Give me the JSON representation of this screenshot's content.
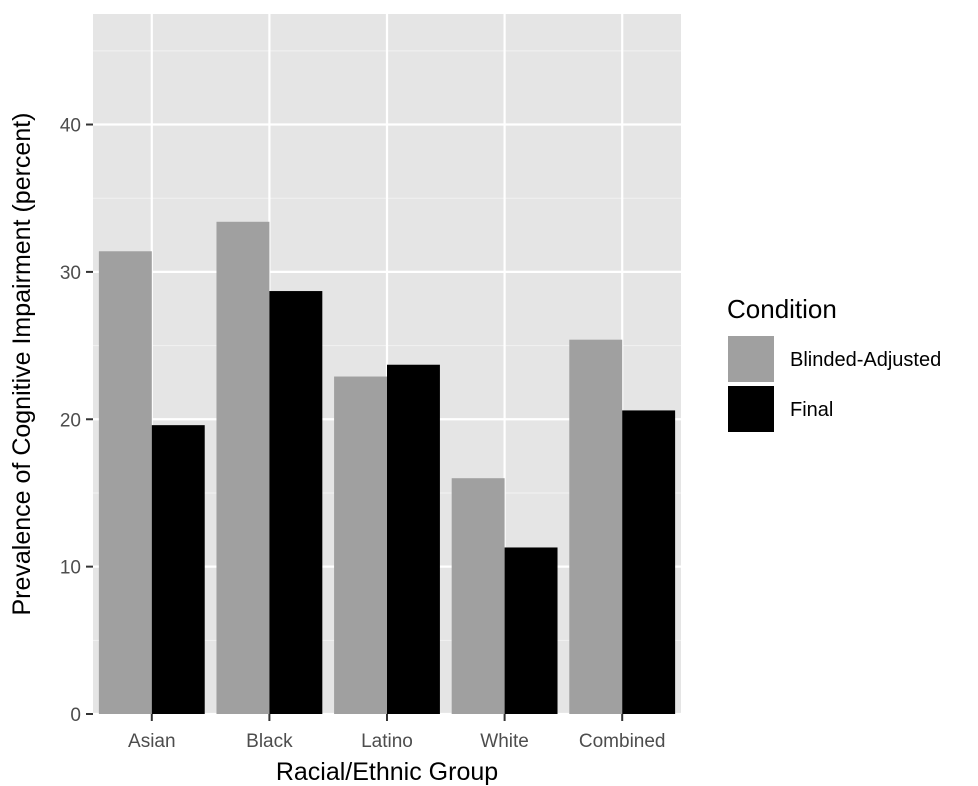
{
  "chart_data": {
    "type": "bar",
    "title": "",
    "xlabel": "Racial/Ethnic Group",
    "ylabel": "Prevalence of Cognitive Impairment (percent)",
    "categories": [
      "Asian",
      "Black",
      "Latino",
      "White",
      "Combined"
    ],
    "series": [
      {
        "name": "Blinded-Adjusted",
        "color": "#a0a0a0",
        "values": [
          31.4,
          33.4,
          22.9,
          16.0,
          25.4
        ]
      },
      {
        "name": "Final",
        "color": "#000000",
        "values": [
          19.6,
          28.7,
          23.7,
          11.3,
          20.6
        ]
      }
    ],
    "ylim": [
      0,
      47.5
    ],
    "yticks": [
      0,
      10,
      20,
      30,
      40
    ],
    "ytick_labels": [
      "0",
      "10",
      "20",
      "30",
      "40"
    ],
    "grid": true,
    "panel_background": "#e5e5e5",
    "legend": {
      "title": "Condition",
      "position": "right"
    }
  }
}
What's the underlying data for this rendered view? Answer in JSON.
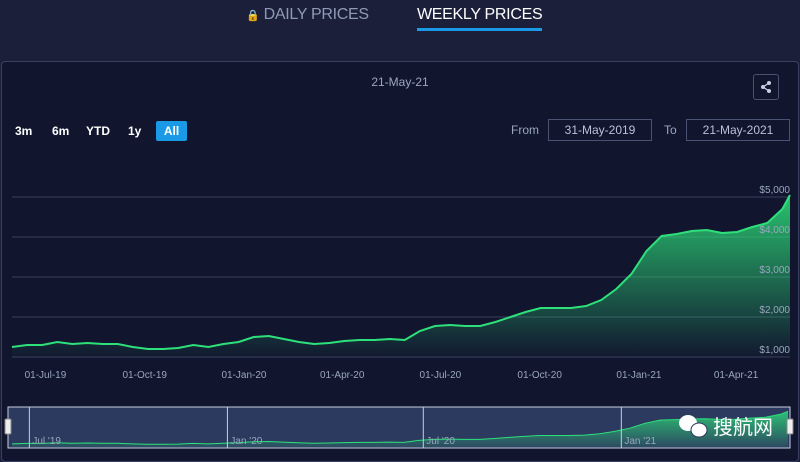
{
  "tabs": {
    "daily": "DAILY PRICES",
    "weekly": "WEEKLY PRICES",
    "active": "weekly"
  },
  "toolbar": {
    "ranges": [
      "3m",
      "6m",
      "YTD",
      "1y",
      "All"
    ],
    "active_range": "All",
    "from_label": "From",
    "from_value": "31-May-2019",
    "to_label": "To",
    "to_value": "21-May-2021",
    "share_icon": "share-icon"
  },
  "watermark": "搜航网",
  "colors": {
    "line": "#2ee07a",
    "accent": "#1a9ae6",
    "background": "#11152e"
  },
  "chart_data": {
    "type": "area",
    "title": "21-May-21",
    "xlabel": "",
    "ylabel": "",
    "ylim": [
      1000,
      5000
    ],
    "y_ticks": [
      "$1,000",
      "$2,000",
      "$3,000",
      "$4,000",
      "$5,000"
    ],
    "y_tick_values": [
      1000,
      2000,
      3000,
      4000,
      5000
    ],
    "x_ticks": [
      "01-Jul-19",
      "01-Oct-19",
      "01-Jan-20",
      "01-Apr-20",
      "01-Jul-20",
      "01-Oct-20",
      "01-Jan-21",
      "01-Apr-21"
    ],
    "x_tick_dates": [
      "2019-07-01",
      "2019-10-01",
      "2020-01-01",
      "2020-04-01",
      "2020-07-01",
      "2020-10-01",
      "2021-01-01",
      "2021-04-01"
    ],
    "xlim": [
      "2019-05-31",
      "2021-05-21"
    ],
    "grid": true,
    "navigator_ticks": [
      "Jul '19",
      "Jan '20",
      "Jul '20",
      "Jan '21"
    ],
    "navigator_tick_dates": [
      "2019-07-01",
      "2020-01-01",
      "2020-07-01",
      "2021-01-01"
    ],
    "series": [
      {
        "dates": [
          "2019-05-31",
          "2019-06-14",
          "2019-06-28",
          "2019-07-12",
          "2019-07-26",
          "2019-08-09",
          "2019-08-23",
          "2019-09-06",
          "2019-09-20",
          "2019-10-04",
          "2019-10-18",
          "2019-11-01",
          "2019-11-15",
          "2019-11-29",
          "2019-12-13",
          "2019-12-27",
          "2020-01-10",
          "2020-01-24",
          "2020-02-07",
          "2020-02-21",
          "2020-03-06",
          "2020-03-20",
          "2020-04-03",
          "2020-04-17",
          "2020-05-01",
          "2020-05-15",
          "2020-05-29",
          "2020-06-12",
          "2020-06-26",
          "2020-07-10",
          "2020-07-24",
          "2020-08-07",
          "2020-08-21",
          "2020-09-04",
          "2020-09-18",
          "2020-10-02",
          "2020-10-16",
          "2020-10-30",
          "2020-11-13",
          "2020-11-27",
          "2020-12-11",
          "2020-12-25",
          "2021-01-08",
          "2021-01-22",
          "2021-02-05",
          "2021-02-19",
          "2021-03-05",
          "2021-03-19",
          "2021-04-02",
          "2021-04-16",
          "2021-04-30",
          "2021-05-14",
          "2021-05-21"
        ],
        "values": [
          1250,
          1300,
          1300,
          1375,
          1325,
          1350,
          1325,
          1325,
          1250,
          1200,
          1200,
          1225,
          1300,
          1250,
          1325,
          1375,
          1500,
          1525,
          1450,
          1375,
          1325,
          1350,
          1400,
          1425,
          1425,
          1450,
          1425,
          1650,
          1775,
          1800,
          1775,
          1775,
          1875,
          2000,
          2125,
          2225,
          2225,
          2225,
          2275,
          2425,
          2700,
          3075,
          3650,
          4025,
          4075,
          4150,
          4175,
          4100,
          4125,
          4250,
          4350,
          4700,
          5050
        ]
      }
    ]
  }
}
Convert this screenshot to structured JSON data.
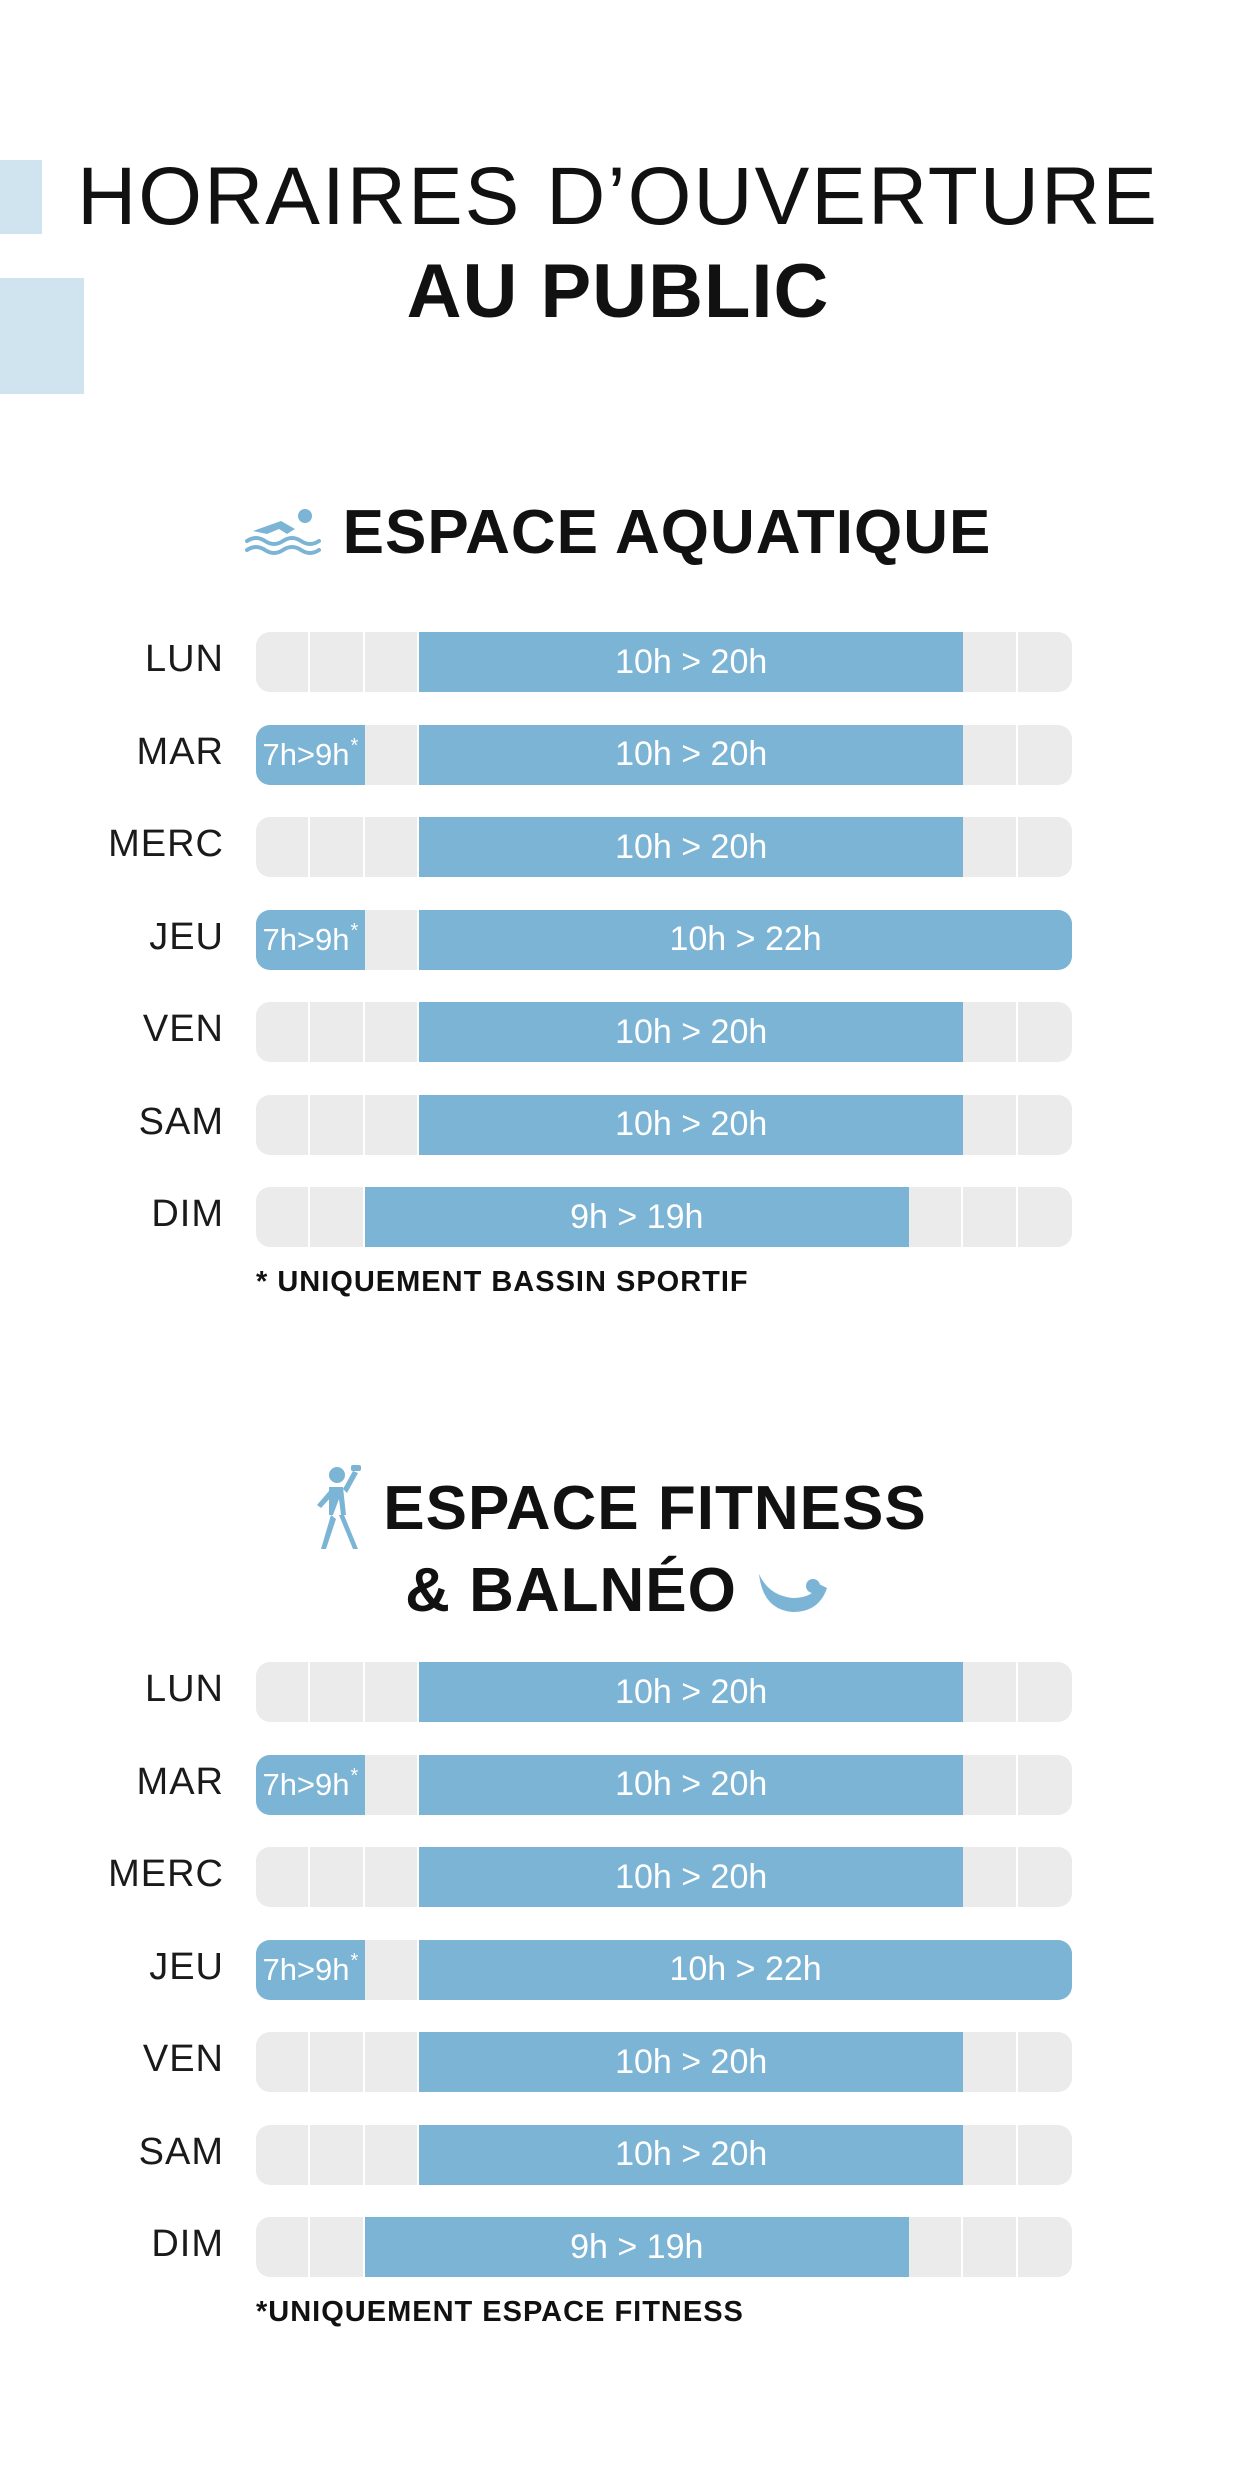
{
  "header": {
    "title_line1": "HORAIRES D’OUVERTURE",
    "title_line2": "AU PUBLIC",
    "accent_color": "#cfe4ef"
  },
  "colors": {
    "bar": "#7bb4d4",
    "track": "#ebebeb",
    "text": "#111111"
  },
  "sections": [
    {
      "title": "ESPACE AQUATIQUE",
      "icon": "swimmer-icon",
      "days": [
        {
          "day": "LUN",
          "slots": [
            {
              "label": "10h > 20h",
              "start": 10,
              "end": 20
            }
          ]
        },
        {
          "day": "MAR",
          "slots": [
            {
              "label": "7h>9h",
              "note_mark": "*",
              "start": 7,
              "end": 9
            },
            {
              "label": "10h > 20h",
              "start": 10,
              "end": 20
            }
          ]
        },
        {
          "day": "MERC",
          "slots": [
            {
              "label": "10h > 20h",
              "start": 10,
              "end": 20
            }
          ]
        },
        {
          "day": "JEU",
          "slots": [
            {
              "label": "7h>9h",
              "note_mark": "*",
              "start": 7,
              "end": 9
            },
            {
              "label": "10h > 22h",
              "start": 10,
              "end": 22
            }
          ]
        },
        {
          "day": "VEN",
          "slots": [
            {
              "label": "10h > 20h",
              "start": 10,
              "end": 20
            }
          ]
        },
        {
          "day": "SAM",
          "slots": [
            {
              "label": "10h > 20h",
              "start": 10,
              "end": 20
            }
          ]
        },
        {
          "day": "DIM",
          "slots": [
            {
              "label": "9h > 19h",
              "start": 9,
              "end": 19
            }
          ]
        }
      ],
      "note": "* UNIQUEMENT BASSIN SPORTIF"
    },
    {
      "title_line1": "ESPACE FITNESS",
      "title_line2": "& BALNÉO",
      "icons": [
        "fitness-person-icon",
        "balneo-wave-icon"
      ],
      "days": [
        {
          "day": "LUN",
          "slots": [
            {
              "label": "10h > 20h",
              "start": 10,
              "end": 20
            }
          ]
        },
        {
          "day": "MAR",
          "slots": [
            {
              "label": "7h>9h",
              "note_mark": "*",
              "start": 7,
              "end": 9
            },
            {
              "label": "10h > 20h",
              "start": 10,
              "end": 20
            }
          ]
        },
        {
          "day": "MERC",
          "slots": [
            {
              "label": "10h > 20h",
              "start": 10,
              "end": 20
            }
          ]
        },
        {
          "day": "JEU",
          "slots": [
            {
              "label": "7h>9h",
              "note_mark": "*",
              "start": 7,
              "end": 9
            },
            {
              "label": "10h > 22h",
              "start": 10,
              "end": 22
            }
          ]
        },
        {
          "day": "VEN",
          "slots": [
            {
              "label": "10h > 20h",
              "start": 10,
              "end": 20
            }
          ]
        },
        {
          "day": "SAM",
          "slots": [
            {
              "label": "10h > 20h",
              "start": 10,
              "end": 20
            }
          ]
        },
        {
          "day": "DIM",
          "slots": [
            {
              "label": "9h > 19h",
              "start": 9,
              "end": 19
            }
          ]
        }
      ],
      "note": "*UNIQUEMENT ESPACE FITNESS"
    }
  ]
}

________________

Task goal :: Pictures appear in the records above. Output everything except them, exactly.

Response to this task ::
Give me the JSON representation of this screenshot's content.
{
  "chart_data": {
    "type": "bar",
    "title": "",
    "xlabel": "Racial/Ethnic Group",
    "ylabel": "Prevalence of Cognitive Impairment (percent)",
    "categories": [
      "Asian",
      "Black",
      "Latino",
      "White",
      "Combined"
    ],
    "series": [
      {
        "name": "Blinded-Adjusted",
        "color": "#a0a0a0",
        "values": [
          31.4,
          33.4,
          22.9,
          16.0,
          25.4
        ]
      },
      {
        "name": "Final",
        "color": "#000000",
        "values": [
          19.6,
          28.7,
          23.7,
          11.3,
          20.6
        ]
      }
    ],
    "ylim": [
      0,
      47.5
    ],
    "yticks": [
      0,
      10,
      20,
      30,
      40
    ],
    "ytick_labels": [
      "0",
      "10",
      "20",
      "30",
      "40"
    ],
    "grid": true,
    "panel_background": "#e5e5e5",
    "legend": {
      "title": "Condition",
      "position": "right"
    }
  }
}
What's the underlying data for this rendered view? Answer in JSON.
{
  "tabs": {
    "daily": "DAILY PRICES",
    "weekly": "WEEKLY PRICES",
    "active": "weekly"
  },
  "toolbar": {
    "ranges": [
      "3m",
      "6m",
      "YTD",
      "1y",
      "All"
    ],
    "active_range": "All",
    "from_label": "From",
    "from_value": "31-May-2019",
    "to_label": "To",
    "to_value": "21-May-2021",
    "share_icon": "share-icon"
  },
  "watermark": "搜航网",
  "colors": {
    "line": "#2ee07a",
    "accent": "#1a9ae6",
    "background": "#11152e"
  },
  "chart_data": {
    "type": "area",
    "title": "21-May-21",
    "xlabel": "",
    "ylabel": "",
    "ylim": [
      1000,
      5000
    ],
    "y_ticks": [
      "$1,000",
      "$2,000",
      "$3,000",
      "$4,000",
      "$5,000"
    ],
    "y_tick_values": [
      1000,
      2000,
      3000,
      4000,
      5000
    ],
    "x_ticks": [
      "01-Jul-19",
      "01-Oct-19",
      "01-Jan-20",
      "01-Apr-20",
      "01-Jul-20",
      "01-Oct-20",
      "01-Jan-21",
      "01-Apr-21"
    ],
    "x_tick_dates": [
      "2019-07-01",
      "2019-10-01",
      "2020-01-01",
      "2020-04-01",
      "2020-07-01",
      "2020-10-01",
      "2021-01-01",
      "2021-04-01"
    ],
    "xlim": [
      "2019-05-31",
      "2021-05-21"
    ],
    "grid": true,
    "navigator_ticks": [
      "Jul '19",
      "Jan '20",
      "Jul '20",
      "Jan '21"
    ],
    "navigator_tick_dates": [
      "2019-07-01",
      "2020-01-01",
      "2020-07-01",
      "2021-01-01"
    ],
    "series": [
      {
        "dates": [
          "2019-05-31",
          "2019-06-14",
          "2019-06-28",
          "2019-07-12",
          "2019-07-26",
          "2019-08-09",
          "2019-08-23",
          "2019-09-06",
          "2019-09-20",
          "2019-10-04",
          "2019-10-18",
          "2019-11-01",
          "2019-11-15",
          "2019-11-29",
          "2019-12-13",
          "2019-12-27",
          "2020-01-10",
          "2020-01-24",
          "2020-02-07",
          "2020-02-21",
          "2020-03-06",
          "2020-03-20",
          "2020-04-03",
          "2020-04-17",
          "2020-05-01",
          "2020-05-15",
          "2020-05-29",
          "2020-06-12",
          "2020-06-26",
          "2020-07-10",
          "2020-07-24",
          "2020-08-07",
          "2020-08-21",
          "2020-09-04",
          "2020-09-18",
          "2020-10-02",
          "2020-10-16",
          "2020-10-30",
          "2020-11-13",
          "2020-11-27",
          "2020-12-11",
          "2020-12-25",
          "2021-01-08",
          "2021-01-22",
          "2021-02-05",
          "2021-02-19",
          "2021-03-05",
          "2021-03-19",
          "2021-04-02",
          "2021-04-16",
          "2021-04-30",
          "2021-05-14",
          "2021-05-21"
        ],
        "values": [
          1250,
          1300,
          1300,
          1375,
          1325,
          1350,
          1325,
          1325,
          1250,
          1200,
          1200,
          1225,
          1300,
          1250,
          1325,
          1375,
          1500,
          1525,
          1450,
          1375,
          1325,
          1350,
          1400,
          1425,
          1425,
          1450,
          1425,
          1650,
          1775,
          1800,
          1775,
          1775,
          1875,
          2000,
          2125,
          2225,
          2225,
          2225,
          2275,
          2425,
          2700,
          3075,
          3650,
          4025,
          4075,
          4150,
          4175,
          4100,
          4125,
          4250,
          4350,
          4700,
          5050
        ]
      }
    ]
  }
}
Convert this screenshot to structured JSON data.
{
  "header": {
    "title_line1": "HORAIRES D’OUVERTURE",
    "title_line2": "AU PUBLIC",
    "accent_color": "#cfe4ef"
  },
  "colors": {
    "bar": "#7bb4d4",
    "track": "#ebebeb",
    "text": "#111111"
  },
  "sections": [
    {
      "title": "ESPACE AQUATIQUE",
      "icon": "swimmer-icon",
      "days": [
        {
          "day": "LUN",
          "slots": [
            {
              "label": "10h > 20h",
              "start": 10,
              "end": 20
            }
          ]
        },
        {
          "day": "MAR",
          "slots": [
            {
              "label": "7h>9h",
              "note_mark": "*",
              "start": 7,
              "end": 9
            },
            {
              "label": "10h > 20h",
              "start": 10,
              "end": 20
            }
          ]
        },
        {
          "day": "MERC",
          "slots": [
            {
              "label": "10h > 20h",
              "start": 10,
              "end": 20
            }
          ]
        },
        {
          "day": "JEU",
          "slots": [
            {
              "label": "7h>9h",
              "note_mark": "*",
              "start": 7,
              "end": 9
            },
            {
              "label": "10h > 22h",
              "start": 10,
              "end": 22
            }
          ]
        },
        {
          "day": "VEN",
          "slots": [
            {
              "label": "10h > 20h",
              "start": 10,
              "end": 20
            }
          ]
        },
        {
          "day": "SAM",
          "slots": [
            {
              "label": "10h > 20h",
              "start": 10,
              "end": 20
            }
          ]
        },
        {
          "day": "DIM",
          "slots": [
            {
              "label": "9h > 19h",
              "start": 9,
              "end": 19
            }
          ]
        }
      ],
      "note": "* UNIQUEMENT BASSIN SPORTIF"
    },
    {
      "title_line1": "ESPACE FITNESS",
      "title_line2": "& BALNÉO",
      "icons": [
        "fitness-person-icon",
        "balneo-wave-icon"
      ],
      "days": [
        {
          "day": "LUN",
          "slots": [
            {
              "label": "10h > 20h",
              "start": 10,
              "end": 20
            }
          ]
        },
        {
          "day": "MAR",
          "slots": [
            {
              "label": "7h>9h",
              "note_mark": "*",
              "start": 7,
              "end": 9
            },
            {
              "label": "10h > 20h",
              "start": 10,
              "end": 20
            }
          ]
        },
        {
          "day": "MERC",
          "slots": [
            {
              "label": "10h > 20h",
              "start": 10,
              "end": 20
            }
          ]
        },
        {
          "day": "JEU",
          "slots": [
            {
              "label": "7h>9h",
              "note_mark": "*",
              "start": 7,
              "end": 9
            },
            {
              "label": "10h > 22h",
              "start": 10,
              "end": 22
            }
          ]
        },
        {
          "day": "VEN",
          "slots": [
            {
              "label": "10h > 20h",
              "start": 10,
              "end": 20
            }
          ]
        },
        {
          "day": "SAM",
          "slots": [
            {
              "label": "10h > 20h",
              "start": 10,
              "end": 20
            }
          ]
        },
        {
          "day": "DIM",
          "slots": [
            {
              "label": "9h > 19h",
              "start": 9,
              "end": 19
            }
          ]
        }
      ],
      "note": "*UNIQUEMENT ESPACE FITNESS"
    }
  ]
}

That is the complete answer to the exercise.